EXERCISE TASK: Leave out the pictures and copy every record exactly.

Raw records:
begin

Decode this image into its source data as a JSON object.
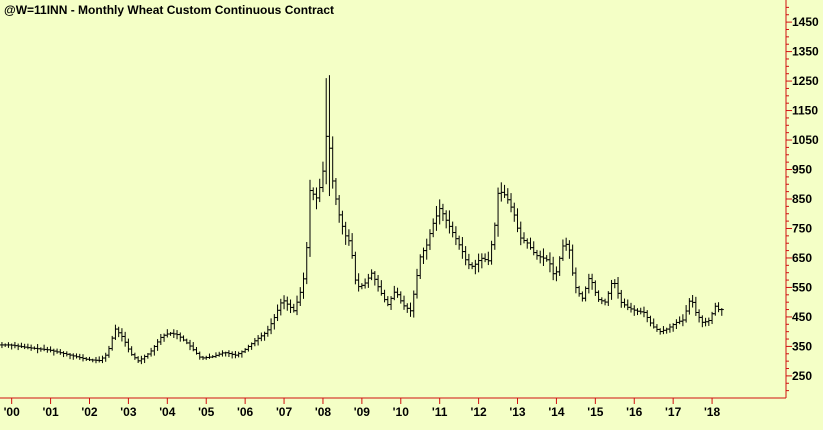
{
  "chart_data": {
    "type": "ohlc-bar",
    "title": "@W=11INN - Monthly  Wheat Custom Continuous Contract",
    "colors": {
      "background": "#f4ffc6",
      "axis": "#d01010",
      "bars": "#000000"
    },
    "y_axis": {
      "side": "right",
      "ylim": [
        175,
        1525
      ],
      "ticks": [
        250,
        350,
        450,
        550,
        650,
        750,
        850,
        950,
        1050,
        1150,
        1250,
        1350,
        1450
      ]
    },
    "x_axis": {
      "range": [
        1999.7,
        2019.9
      ],
      "ticks": [
        {
          "value": 2000,
          "label": "'00"
        },
        {
          "value": 2001,
          "label": "'01"
        },
        {
          "value": 2002,
          "label": "'02"
        },
        {
          "value": 2003,
          "label": "'03"
        },
        {
          "value": 2004,
          "label": "'04"
        },
        {
          "value": 2005,
          "label": "'05"
        },
        {
          "value": 2006,
          "label": "'06"
        },
        {
          "value": 2007,
          "label": "'07"
        },
        {
          "value": 2008,
          "label": "'08"
        },
        {
          "value": 2009,
          "label": "'09"
        },
        {
          "value": 2010,
          "label": "'10"
        },
        {
          "value": 2011,
          "label": "'11"
        },
        {
          "value": 2012,
          "label": "'12"
        },
        {
          "value": 2013,
          "label": "'13"
        },
        {
          "value": 2014,
          "label": "'14"
        },
        {
          "value": 2015,
          "label": "'15"
        },
        {
          "value": 2016,
          "label": "'16"
        },
        {
          "value": 2017,
          "label": "'17"
        },
        {
          "value": 2018,
          "label": "'18"
        }
      ]
    },
    "monthly_close": [
      [
        2000.0,
        355
      ],
      [
        2000.5,
        345
      ],
      [
        2001.0,
        338
      ],
      [
        2001.5,
        322
      ],
      [
        2002.0,
        305
      ],
      [
        2002.3,
        302
      ],
      [
        2002.5,
        325
      ],
      [
        2002.7,
        410
      ],
      [
        2002.9,
        380
      ],
      [
        2003.1,
        325
      ],
      [
        2003.3,
        300
      ],
      [
        2003.6,
        330
      ],
      [
        2003.9,
        385
      ],
      [
        2004.1,
        395
      ],
      [
        2004.3,
        390
      ],
      [
        2004.6,
        355
      ],
      [
        2004.9,
        310
      ],
      [
        2005.2,
        315
      ],
      [
        2005.5,
        330
      ],
      [
        2005.8,
        320
      ],
      [
        2006.0,
        335
      ],
      [
        2006.3,
        370
      ],
      [
        2006.6,
        400
      ],
      [
        2006.8,
        450
      ],
      [
        2007.0,
        510
      ],
      [
        2007.3,
        470
      ],
      [
        2007.5,
        550
      ],
      [
        2007.6,
        620
      ],
      [
        2007.7,
        880
      ],
      [
        2007.9,
        850
      ],
      [
        2008.05,
        950
      ],
      [
        2008.15,
        1100
      ],
      [
        2008.3,
        900
      ],
      [
        2008.45,
        800
      ],
      [
        2008.6,
        730
      ],
      [
        2008.75,
        700
      ],
      [
        2008.9,
        550
      ],
      [
        2009.1,
        560
      ],
      [
        2009.3,
        600
      ],
      [
        2009.5,
        540
      ],
      [
        2009.7,
        490
      ],
      [
        2009.9,
        540
      ],
      [
        2010.1,
        490
      ],
      [
        2010.3,
        470
      ],
      [
        2010.55,
        660
      ],
      [
        2010.7,
        690
      ],
      [
        2010.85,
        760
      ],
      [
        2011.05,
        820
      ],
      [
        2011.2,
        780
      ],
      [
        2011.4,
        730
      ],
      [
        2011.6,
        680
      ],
      [
        2011.75,
        630
      ],
      [
        2011.9,
        620
      ],
      [
        2012.1,
        650
      ],
      [
        2012.3,
        640
      ],
      [
        2012.45,
        750
      ],
      [
        2012.55,
        880
      ],
      [
        2012.75,
        860
      ],
      [
        2012.95,
        800
      ],
      [
        2013.1,
        720
      ],
      [
        2013.3,
        700
      ],
      [
        2013.5,
        660
      ],
      [
        2013.7,
        650
      ],
      [
        2013.85,
        640
      ],
      [
        2014.0,
        580
      ],
      [
        2014.2,
        690
      ],
      [
        2014.35,
        700
      ],
      [
        2014.5,
        560
      ],
      [
        2014.7,
        510
      ],
      [
        2014.9,
        590
      ],
      [
        2015.1,
        510
      ],
      [
        2015.3,
        500
      ],
      [
        2015.5,
        580
      ],
      [
        2015.7,
        500
      ],
      [
        2015.9,
        480
      ],
      [
        2016.1,
        470
      ],
      [
        2016.3,
        465
      ],
      [
        2016.5,
        420
      ],
      [
        2016.7,
        400
      ],
      [
        2016.9,
        410
      ],
      [
        2017.1,
        430
      ],
      [
        2017.3,
        440
      ],
      [
        2017.5,
        520
      ],
      [
        2017.6,
        470
      ],
      [
        2017.8,
        430
      ],
      [
        2018.0,
        440
      ],
      [
        2018.1,
        490
      ],
      [
        2018.2,
        475
      ]
    ]
  }
}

end

RESULT:
Decode this image into its source data as a JSON object.
{
  "chart_data": {
    "type": "ohlc-bar",
    "title": "@W=11INN - Monthly  Wheat Custom Continuous Contract",
    "colors": {
      "background": "#f4ffc6",
      "axis": "#d01010",
      "bars": "#000000"
    },
    "y_axis": {
      "side": "right",
      "ylim": [
        175,
        1525
      ],
      "ticks": [
        250,
        350,
        450,
        550,
        650,
        750,
        850,
        950,
        1050,
        1150,
        1250,
        1350,
        1450
      ]
    },
    "x_axis": {
      "range": [
        1999.7,
        2019.9
      ],
      "ticks": [
        {
          "value": 2000,
          "label": "'00"
        },
        {
          "value": 2001,
          "label": "'01"
        },
        {
          "value": 2002,
          "label": "'02"
        },
        {
          "value": 2003,
          "label": "'03"
        },
        {
          "value": 2004,
          "label": "'04"
        },
        {
          "value": 2005,
          "label": "'05"
        },
        {
          "value": 2006,
          "label": "'06"
        },
        {
          "value": 2007,
          "label": "'07"
        },
        {
          "value": 2008,
          "label": "'08"
        },
        {
          "value": 2009,
          "label": "'09"
        },
        {
          "value": 2010,
          "label": "'10"
        },
        {
          "value": 2011,
          "label": "'11"
        },
        {
          "value": 2012,
          "label": "'12"
        },
        {
          "value": 2013,
          "label": "'13"
        },
        {
          "value": 2014,
          "label": "'14"
        },
        {
          "value": 2015,
          "label": "'15"
        },
        {
          "value": 2016,
          "label": "'16"
        },
        {
          "value": 2017,
          "label": "'17"
        },
        {
          "value": 2018,
          "label": "'18"
        }
      ]
    },
    "monthly_close": [
      [
        2000.0,
        355
      ],
      [
        2000.5,
        345
      ],
      [
        2001.0,
        338
      ],
      [
        2001.5,
        322
      ],
      [
        2002.0,
        305
      ],
      [
        2002.3,
        302
      ],
      [
        2002.5,
        325
      ],
      [
        2002.7,
        410
      ],
      [
        2002.9,
        380
      ],
      [
        2003.1,
        325
      ],
      [
        2003.3,
        300
      ],
      [
        2003.6,
        330
      ],
      [
        2003.9,
        385
      ],
      [
        2004.1,
        395
      ],
      [
        2004.3,
        390
      ],
      [
        2004.6,
        355
      ],
      [
        2004.9,
        310
      ],
      [
        2005.2,
        315
      ],
      [
        2005.5,
        330
      ],
      [
        2005.8,
        320
      ],
      [
        2006.0,
        335
      ],
      [
        2006.3,
        370
      ],
      [
        2006.6,
        400
      ],
      [
        2006.8,
        450
      ],
      [
        2007.0,
        510
      ],
      [
        2007.3,
        470
      ],
      [
        2007.5,
        550
      ],
      [
        2007.6,
        620
      ],
      [
        2007.7,
        880
      ],
      [
        2007.9,
        850
      ],
      [
        2008.05,
        950
      ],
      [
        2008.15,
        1100
      ],
      [
        2008.3,
        900
      ],
      [
        2008.45,
        800
      ],
      [
        2008.6,
        730
      ],
      [
        2008.75,
        700
      ],
      [
        2008.9,
        550
      ],
      [
        2009.1,
        560
      ],
      [
        2009.3,
        600
      ],
      [
        2009.5,
        540
      ],
      [
        2009.7,
        490
      ],
      [
        2009.9,
        540
      ],
      [
        2010.1,
        490
      ],
      [
        2010.3,
        470
      ],
      [
        2010.55,
        660
      ],
      [
        2010.7,
        690
      ],
      [
        2010.85,
        760
      ],
      [
        2011.05,
        820
      ],
      [
        2011.2,
        780
      ],
      [
        2011.4,
        730
      ],
      [
        2011.6,
        680
      ],
      [
        2011.75,
        630
      ],
      [
        2011.9,
        620
      ],
      [
        2012.1,
        650
      ],
      [
        2012.3,
        640
      ],
      [
        2012.45,
        750
      ],
      [
        2012.55,
        880
      ],
      [
        2012.75,
        860
      ],
      [
        2012.95,
        800
      ],
      [
        2013.1,
        720
      ],
      [
        2013.3,
        700
      ],
      [
        2013.5,
        660
      ],
      [
        2013.7,
        650
      ],
      [
        2013.85,
        640
      ],
      [
        2014.0,
        580
      ],
      [
        2014.2,
        690
      ],
      [
        2014.35,
        700
      ],
      [
        2014.5,
        560
      ],
      [
        2014.7,
        510
      ],
      [
        2014.9,
        590
      ],
      [
        2015.1,
        510
      ],
      [
        2015.3,
        500
      ],
      [
        2015.5,
        580
      ],
      [
        2015.7,
        500
      ],
      [
        2015.9,
        480
      ],
      [
        2016.1,
        470
      ],
      [
        2016.3,
        465
      ],
      [
        2016.5,
        420
      ],
      [
        2016.7,
        400
      ],
      [
        2016.9,
        410
      ],
      [
        2017.1,
        430
      ],
      [
        2017.3,
        440
      ],
      [
        2017.5,
        520
      ],
      [
        2017.6,
        470
      ],
      [
        2017.8,
        430
      ],
      [
        2018.0,
        440
      ],
      [
        2018.1,
        490
      ],
      [
        2018.2,
        475
      ]
    ]
  }
}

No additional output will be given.